* [SUPPLIED MATERIAL]:
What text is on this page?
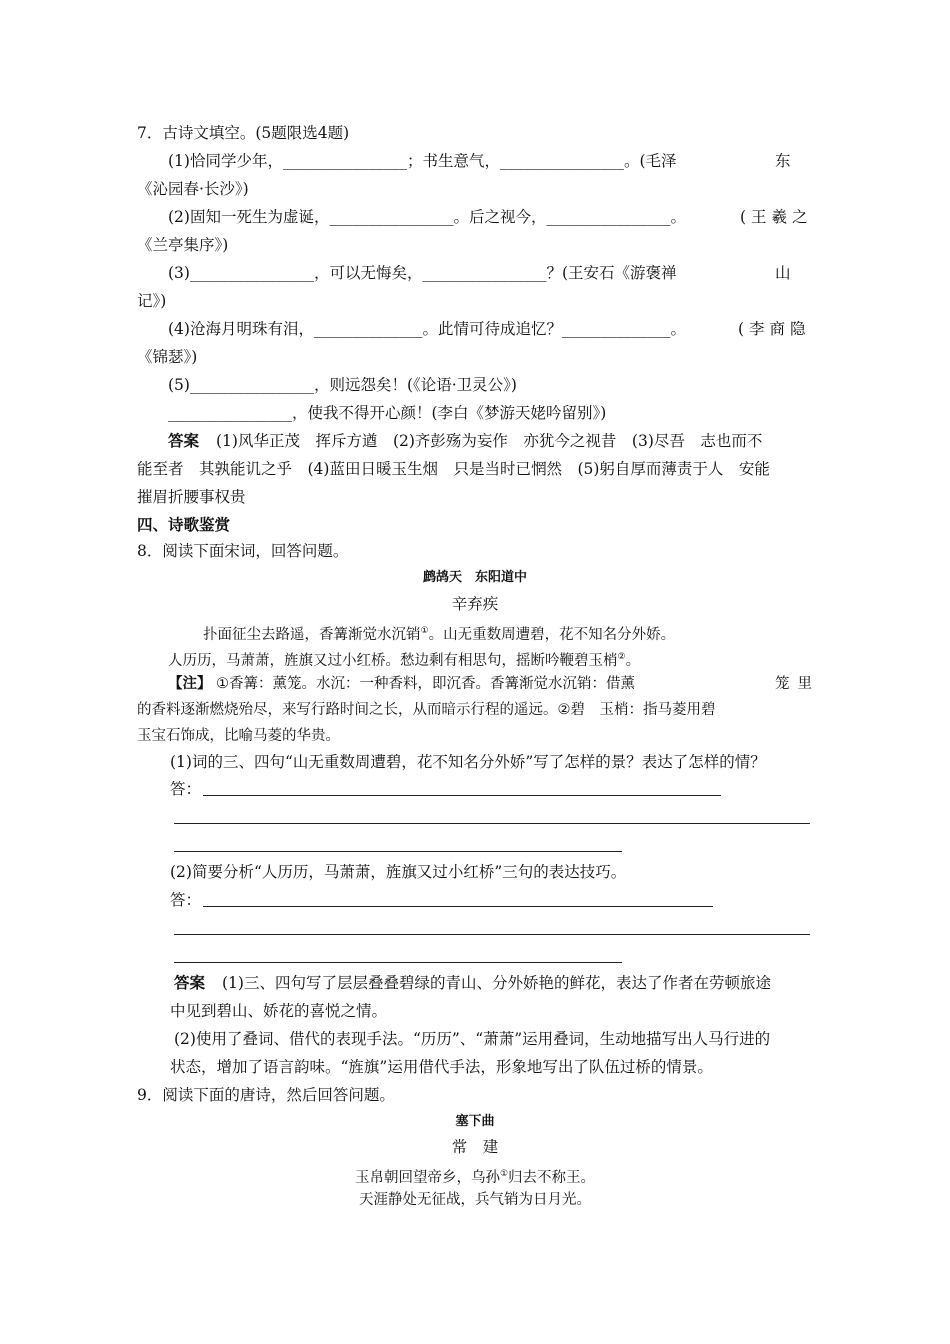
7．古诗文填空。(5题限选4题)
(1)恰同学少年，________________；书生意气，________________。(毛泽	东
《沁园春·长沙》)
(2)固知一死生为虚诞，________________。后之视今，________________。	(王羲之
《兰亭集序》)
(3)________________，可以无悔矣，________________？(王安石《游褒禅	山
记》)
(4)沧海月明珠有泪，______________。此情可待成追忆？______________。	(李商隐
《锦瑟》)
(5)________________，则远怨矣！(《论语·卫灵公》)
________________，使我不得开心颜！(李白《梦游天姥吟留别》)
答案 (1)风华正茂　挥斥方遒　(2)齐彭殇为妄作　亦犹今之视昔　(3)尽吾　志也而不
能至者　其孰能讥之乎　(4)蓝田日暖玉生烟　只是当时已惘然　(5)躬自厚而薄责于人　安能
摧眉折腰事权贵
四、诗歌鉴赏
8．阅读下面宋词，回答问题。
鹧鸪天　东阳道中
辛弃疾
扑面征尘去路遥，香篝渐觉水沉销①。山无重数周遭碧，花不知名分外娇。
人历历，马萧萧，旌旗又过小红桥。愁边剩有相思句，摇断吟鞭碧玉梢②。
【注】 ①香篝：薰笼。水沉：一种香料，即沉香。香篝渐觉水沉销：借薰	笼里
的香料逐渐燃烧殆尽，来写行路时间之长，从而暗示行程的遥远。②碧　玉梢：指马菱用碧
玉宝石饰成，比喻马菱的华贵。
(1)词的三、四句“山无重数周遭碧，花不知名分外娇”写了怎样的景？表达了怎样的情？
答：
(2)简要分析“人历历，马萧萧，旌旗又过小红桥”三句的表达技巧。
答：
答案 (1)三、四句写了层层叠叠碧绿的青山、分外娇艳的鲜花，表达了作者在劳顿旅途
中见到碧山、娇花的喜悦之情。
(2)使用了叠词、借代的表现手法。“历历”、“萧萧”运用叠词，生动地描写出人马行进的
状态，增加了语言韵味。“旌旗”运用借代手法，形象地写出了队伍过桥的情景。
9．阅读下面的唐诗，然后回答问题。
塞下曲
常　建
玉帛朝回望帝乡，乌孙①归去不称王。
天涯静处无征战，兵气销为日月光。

--

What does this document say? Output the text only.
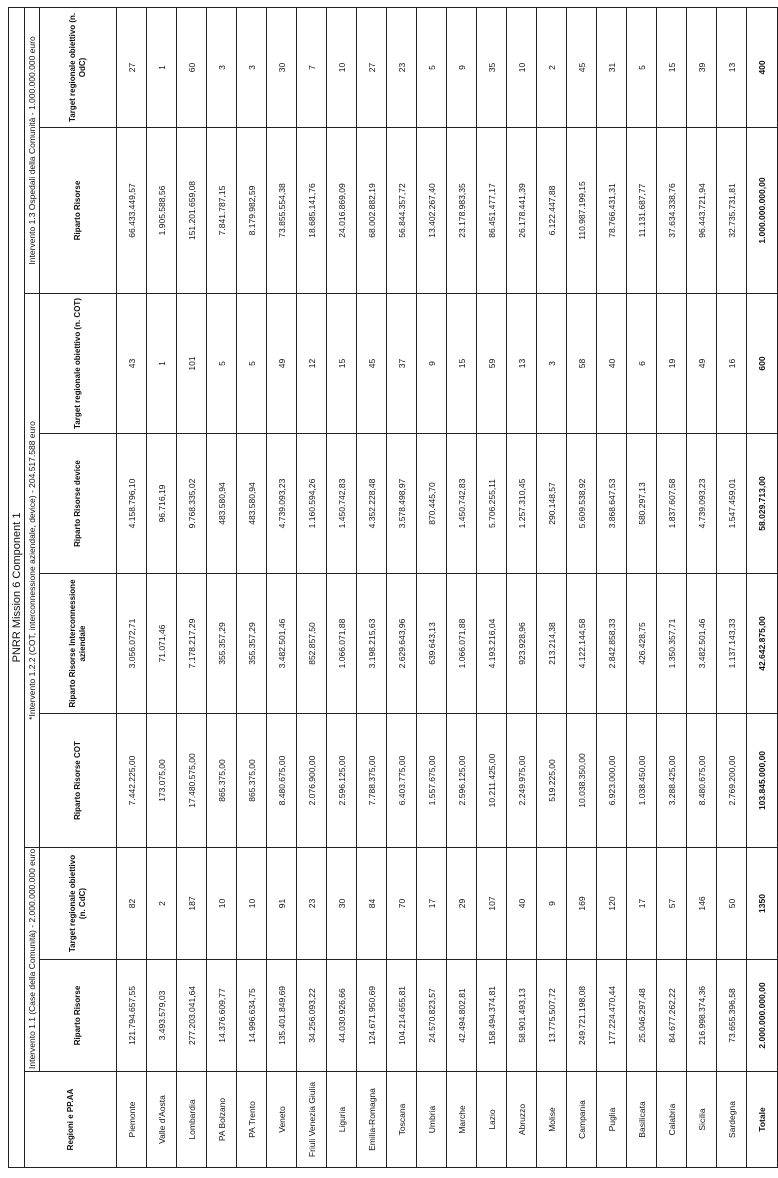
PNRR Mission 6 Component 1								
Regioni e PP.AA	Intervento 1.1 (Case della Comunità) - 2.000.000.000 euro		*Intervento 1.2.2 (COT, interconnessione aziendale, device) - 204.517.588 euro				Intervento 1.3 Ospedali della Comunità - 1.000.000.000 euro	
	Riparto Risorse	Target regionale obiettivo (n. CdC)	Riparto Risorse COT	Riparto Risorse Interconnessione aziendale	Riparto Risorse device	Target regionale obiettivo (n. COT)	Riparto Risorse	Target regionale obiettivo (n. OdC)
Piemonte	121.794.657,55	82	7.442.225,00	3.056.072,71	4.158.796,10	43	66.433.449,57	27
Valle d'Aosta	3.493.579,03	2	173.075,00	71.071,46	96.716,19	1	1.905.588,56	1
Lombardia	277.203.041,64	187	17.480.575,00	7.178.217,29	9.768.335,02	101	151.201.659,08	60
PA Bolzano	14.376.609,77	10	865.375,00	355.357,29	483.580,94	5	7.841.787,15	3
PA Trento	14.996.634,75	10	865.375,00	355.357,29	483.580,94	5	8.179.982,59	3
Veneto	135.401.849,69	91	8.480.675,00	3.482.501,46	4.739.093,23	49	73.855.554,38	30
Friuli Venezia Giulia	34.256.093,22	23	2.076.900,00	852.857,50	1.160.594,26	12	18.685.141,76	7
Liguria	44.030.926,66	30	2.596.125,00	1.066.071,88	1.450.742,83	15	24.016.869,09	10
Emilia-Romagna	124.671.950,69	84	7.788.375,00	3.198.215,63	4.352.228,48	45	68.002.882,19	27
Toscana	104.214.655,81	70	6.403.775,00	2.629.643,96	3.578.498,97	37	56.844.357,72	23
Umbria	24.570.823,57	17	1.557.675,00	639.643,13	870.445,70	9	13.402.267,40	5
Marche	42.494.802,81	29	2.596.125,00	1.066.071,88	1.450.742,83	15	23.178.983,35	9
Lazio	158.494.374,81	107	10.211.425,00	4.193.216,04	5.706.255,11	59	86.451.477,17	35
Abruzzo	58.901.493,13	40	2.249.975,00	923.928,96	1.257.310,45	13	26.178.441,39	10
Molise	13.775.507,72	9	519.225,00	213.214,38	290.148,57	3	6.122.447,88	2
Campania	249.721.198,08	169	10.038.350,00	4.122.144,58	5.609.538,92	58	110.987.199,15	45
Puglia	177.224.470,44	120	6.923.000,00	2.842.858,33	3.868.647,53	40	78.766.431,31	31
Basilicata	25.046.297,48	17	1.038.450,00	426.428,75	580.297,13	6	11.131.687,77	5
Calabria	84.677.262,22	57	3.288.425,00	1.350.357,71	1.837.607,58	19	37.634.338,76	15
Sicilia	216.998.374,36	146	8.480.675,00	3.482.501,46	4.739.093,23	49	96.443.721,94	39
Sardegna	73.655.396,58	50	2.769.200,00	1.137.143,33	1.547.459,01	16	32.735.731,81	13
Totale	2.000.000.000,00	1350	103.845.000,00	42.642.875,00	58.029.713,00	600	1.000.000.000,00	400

* [SHORT TASK]: Go through the lines above. Select every one that has the string "山无重数周遭碧".

* [ANSWER BELOW]:
扑面征尘去路遥，香篝渐觉水沉销①。山无重数周遭碧，花不知名分外娇。
(1)词的三、四句“山无重数周遭碧，花不知名分外娇”写了怎样的景？表达了怎样的情？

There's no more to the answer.